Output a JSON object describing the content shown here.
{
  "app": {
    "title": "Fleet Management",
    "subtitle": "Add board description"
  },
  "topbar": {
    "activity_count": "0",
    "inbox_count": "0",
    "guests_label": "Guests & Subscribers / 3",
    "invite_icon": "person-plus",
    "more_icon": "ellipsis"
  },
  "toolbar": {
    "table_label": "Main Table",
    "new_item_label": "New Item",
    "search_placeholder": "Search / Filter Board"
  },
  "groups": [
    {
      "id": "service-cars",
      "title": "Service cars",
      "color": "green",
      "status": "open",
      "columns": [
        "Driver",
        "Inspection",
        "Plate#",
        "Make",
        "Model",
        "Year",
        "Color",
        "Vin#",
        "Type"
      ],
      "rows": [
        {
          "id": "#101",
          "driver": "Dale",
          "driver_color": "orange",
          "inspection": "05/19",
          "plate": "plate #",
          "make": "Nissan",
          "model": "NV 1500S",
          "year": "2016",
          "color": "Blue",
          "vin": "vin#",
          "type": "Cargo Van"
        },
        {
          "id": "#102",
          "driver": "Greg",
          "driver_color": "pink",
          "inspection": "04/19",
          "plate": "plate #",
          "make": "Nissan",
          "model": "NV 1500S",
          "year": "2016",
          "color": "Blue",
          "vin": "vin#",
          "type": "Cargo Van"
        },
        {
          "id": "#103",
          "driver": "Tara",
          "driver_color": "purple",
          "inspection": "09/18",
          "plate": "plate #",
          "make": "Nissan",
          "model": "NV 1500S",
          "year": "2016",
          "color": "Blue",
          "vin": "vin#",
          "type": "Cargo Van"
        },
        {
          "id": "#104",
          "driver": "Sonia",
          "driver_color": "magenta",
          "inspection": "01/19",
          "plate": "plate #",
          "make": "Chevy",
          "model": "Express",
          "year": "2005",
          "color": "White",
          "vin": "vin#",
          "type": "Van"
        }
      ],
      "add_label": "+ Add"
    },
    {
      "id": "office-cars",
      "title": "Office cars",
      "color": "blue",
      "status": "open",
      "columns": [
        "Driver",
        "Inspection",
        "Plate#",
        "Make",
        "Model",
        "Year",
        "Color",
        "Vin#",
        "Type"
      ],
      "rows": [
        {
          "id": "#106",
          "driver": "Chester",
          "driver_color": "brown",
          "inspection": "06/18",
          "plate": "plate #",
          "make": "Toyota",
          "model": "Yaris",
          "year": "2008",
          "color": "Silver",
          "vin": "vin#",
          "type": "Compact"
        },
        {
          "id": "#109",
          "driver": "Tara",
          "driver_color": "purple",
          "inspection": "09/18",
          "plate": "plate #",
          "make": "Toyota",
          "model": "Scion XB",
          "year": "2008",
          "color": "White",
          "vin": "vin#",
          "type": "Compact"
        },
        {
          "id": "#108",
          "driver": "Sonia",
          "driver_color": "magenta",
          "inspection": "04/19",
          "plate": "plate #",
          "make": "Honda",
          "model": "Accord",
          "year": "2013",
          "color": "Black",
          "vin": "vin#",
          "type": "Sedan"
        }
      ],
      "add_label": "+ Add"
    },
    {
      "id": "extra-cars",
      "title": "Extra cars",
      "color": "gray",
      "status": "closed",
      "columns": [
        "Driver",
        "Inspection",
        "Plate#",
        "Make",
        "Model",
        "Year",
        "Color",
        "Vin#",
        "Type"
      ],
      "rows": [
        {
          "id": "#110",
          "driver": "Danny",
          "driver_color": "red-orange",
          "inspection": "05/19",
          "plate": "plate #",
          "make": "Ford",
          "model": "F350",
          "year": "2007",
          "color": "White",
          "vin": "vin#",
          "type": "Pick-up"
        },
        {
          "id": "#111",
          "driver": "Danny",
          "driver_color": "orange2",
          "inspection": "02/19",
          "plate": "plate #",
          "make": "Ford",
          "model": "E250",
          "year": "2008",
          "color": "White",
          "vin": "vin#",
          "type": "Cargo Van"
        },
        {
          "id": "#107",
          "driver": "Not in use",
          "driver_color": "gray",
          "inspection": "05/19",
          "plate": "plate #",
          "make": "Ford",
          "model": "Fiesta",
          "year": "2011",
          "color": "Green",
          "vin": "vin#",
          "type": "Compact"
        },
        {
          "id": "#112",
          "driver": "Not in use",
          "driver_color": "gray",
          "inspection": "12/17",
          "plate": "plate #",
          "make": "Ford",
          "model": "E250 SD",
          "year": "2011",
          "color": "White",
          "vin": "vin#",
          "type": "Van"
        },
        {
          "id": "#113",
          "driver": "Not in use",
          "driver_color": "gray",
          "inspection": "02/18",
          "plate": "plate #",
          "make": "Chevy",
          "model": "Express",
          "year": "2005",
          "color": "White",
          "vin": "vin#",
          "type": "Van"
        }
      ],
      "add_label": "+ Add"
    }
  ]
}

TASK GOAL: Your task is to return the full listing exactly as it was given.

FINISHED EXERCISE:
Output a JSON object describing the content shown here.
{
  "app": {
    "title": "Fleet Management",
    "subtitle": "Add board description"
  },
  "topbar": {
    "activity_count": "0",
    "inbox_count": "0",
    "guests_label": "Guests & Subscribers / 3",
    "invite_icon": "person-plus",
    "more_icon": "ellipsis"
  },
  "toolbar": {
    "table_label": "Main Table",
    "new_item_label": "New Item",
    "search_placeholder": "Search / Filter Board"
  },
  "groups": [
    {
      "id": "service-cars",
      "title": "Service cars",
      "color": "green",
      "status": "open",
      "columns": [
        "Driver",
        "Inspection",
        "Plate#",
        "Make",
        "Model",
        "Year",
        "Color",
        "Vin#",
        "Type"
      ],
      "rows": [
        {
          "id": "#101",
          "driver": "Dale",
          "driver_color": "orange",
          "inspection": "05/19",
          "plate": "plate #",
          "make": "Nissan",
          "model": "NV 1500S",
          "year": "2016",
          "color": "Blue",
          "vin": "vin#",
          "type": "Cargo Van"
        },
        {
          "id": "#102",
          "driver": "Greg",
          "driver_color": "pink",
          "inspection": "04/19",
          "plate": "plate #",
          "make": "Nissan",
          "model": "NV 1500S",
          "year": "2016",
          "color": "Blue",
          "vin": "vin#",
          "type": "Cargo Van"
        },
        {
          "id": "#103",
          "driver": "Tara",
          "driver_color": "purple",
          "inspection": "09/18",
          "plate": "plate #",
          "make": "Nissan",
          "model": "NV 1500S",
          "year": "2016",
          "color": "Blue",
          "vin": "vin#",
          "type": "Cargo Van"
        },
        {
          "id": "#104",
          "driver": "Sonia",
          "driver_color": "magenta",
          "inspection": "01/19",
          "plate": "plate #",
          "make": "Chevy",
          "model": "Express",
          "year": "2005",
          "color": "White",
          "vin": "vin#",
          "type": "Van"
        }
      ],
      "add_label": "+ Add"
    },
    {
      "id": "office-cars",
      "title": "Office cars",
      "color": "blue",
      "status": "open",
      "columns": [
        "Driver",
        "Inspection",
        "Plate#",
        "Make",
        "Model",
        "Year",
        "Color",
        "Vin#",
        "Type"
      ],
      "rows": [
        {
          "id": "#106",
          "driver": "Chester",
          "driver_color": "brown",
          "inspection": "06/18",
          "plate": "plate #",
          "make": "Toyota",
          "model": "Yaris",
          "year": "2008",
          "color": "Silver",
          "vin": "vin#",
          "type": "Compact"
        },
        {
          "id": "#109",
          "driver": "Tara",
          "driver_color": "purple",
          "inspection": "09/18",
          "plate": "plate #",
          "make": "Toyota",
          "model": "Scion XB",
          "year": "2008",
          "color": "White",
          "vin": "vin#",
          "type": "Compact"
        },
        {
          "id": "#108",
          "driver": "Sonia",
          "driver_color": "magenta",
          "inspection": "04/19",
          "plate": "plate #",
          "make": "Honda",
          "model": "Accord",
          "year": "2013",
          "color": "Black",
          "vin": "vin#",
          "type": "Sedan"
        }
      ],
      "add_label": "+ Add"
    },
    {
      "id": "extra-cars",
      "title": "Extra cars",
      "color": "gray",
      "status": "closed",
      "columns": [
        "Driver",
        "Inspection",
        "Plate#",
        "Make",
        "Model",
        "Year",
        "Color",
        "Vin#",
        "Type"
      ],
      "rows": [
        {
          "id": "#110",
          "driver": "Danny",
          "driver_color": "red-orange",
          "inspection": "05/19",
          "plate": "plate #",
          "make": "Ford",
          "model": "F350",
          "year": "2007",
          "color": "White",
          "vin": "vin#",
          "type": "Pick-up"
        },
        {
          "id": "#111",
          "driver": "Danny",
          "driver_color": "orange2",
          "inspection": "02/19",
          "plate": "plate #",
          "make": "Ford",
          "model": "E250",
          "year": "2008",
          "color": "White",
          "vin": "vin#",
          "type": "Cargo Van"
        },
        {
          "id": "#107",
          "driver": "Not in use",
          "driver_color": "gray",
          "inspection": "05/19",
          "plate": "plate #",
          "make": "Ford",
          "model": "Fiesta",
          "year": "2011",
          "color": "Green",
          "vin": "vin#",
          "type": "Compact"
        },
        {
          "id": "#112",
          "driver": "Not in use",
          "driver_color": "gray",
          "inspection": "12/17",
          "plate": "plate #",
          "make": "Ford",
          "model": "E250 SD",
          "year": "2011",
          "color": "White",
          "vin": "vin#",
          "type": "Van"
        },
        {
          "id": "#113",
          "driver": "Not in use",
          "driver_color": "gray",
          "inspection": "02/18",
          "plate": "plate #",
          "make": "Chevy",
          "model": "Express",
          "year": "2005",
          "color": "White",
          "vin": "vin#",
          "type": "Van"
        }
      ],
      "add_label": "+ Add"
    }
  ]
}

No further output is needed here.